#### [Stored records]

^^^^^^^^^^^^^^^^

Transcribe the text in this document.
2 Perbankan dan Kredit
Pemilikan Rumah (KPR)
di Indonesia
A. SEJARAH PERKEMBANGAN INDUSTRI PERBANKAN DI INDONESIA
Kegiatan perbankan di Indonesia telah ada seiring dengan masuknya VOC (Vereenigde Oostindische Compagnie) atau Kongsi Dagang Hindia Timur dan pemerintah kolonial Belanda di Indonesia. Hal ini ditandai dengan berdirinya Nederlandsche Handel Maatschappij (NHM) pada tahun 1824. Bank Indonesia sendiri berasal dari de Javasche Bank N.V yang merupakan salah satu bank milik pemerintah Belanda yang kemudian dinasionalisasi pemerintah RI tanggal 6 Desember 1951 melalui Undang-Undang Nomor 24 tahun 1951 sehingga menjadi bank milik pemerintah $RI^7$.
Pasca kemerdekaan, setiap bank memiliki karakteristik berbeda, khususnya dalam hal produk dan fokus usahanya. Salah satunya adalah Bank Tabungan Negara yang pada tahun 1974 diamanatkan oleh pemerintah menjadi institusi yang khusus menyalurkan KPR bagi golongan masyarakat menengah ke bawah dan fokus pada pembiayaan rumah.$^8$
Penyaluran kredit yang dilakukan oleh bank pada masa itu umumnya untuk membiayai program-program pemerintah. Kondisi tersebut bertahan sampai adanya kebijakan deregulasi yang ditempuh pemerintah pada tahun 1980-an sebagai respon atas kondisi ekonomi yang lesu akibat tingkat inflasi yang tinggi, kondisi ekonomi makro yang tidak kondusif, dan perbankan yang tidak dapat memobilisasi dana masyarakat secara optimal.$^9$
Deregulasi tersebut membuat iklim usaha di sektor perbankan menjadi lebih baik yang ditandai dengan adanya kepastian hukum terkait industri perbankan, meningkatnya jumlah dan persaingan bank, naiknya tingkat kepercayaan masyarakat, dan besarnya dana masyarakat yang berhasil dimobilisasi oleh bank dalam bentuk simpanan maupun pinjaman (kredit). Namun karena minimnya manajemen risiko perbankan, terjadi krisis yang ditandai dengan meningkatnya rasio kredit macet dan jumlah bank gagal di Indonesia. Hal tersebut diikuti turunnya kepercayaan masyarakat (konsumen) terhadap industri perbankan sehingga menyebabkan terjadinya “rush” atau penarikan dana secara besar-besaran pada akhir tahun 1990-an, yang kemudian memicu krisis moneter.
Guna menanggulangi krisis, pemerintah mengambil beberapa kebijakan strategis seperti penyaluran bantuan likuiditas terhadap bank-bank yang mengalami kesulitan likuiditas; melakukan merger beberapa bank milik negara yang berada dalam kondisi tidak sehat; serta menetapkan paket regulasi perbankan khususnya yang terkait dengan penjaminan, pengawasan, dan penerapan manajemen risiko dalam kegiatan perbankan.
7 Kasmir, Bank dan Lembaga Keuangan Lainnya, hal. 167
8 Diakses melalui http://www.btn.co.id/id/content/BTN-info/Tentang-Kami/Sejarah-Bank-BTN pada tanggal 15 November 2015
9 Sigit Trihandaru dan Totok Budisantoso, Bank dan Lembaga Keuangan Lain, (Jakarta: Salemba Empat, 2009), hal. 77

^^^^^^^^^^^^^^^^

#### [OBJECTIVE]
Lines that hold "secara" are the ones to copy; find all of them.

#### [EXERCISE RESULT]
Penyaluran kredit yang dilakukan oleh bank pada masa itu umumnya untuk membiayai program-program pemerintah. Kondisi tersebut bertahan sampai adanya kebijakan deregulasi yang ditempuh pemerintah pada tahun 1980-an sebagai respon atas kondisi ekonomi yang lesu akibat tingkat inflasi yang tinggi, kondisi ekonomi makro yang tidak kondusif, dan perbankan yang tidak dapat memobilisasi dana masyarakat secara optimal.$^9$
Deregulasi tersebut membuat iklim usaha di sektor perbankan menjadi lebih baik yang ditandai dengan adanya kepastian hukum terkait industri perbankan, meningkatnya jumlah dan persaingan bank, naiknya tingkat kepercayaan masyarakat, dan besarnya dana masyarakat yang berhasil dimobilisasi oleh bank dalam bentuk simpanan maupun pinjaman (kredit). Namun karena minimnya manajemen risiko perbankan, terjadi krisis yang ditandai dengan meningkatnya rasio kredit macet dan jumlah bank gagal di Indonesia. Hal tersebut diikuti turunnya kepercayaan masyarakat (konsumen) terhadap industri perbankan sehingga menyebabkan terjadinya “rush” atau penarikan dana secara besar-besaran pada akhir tahun 1990-an, yang kemudian memicu krisis moneter.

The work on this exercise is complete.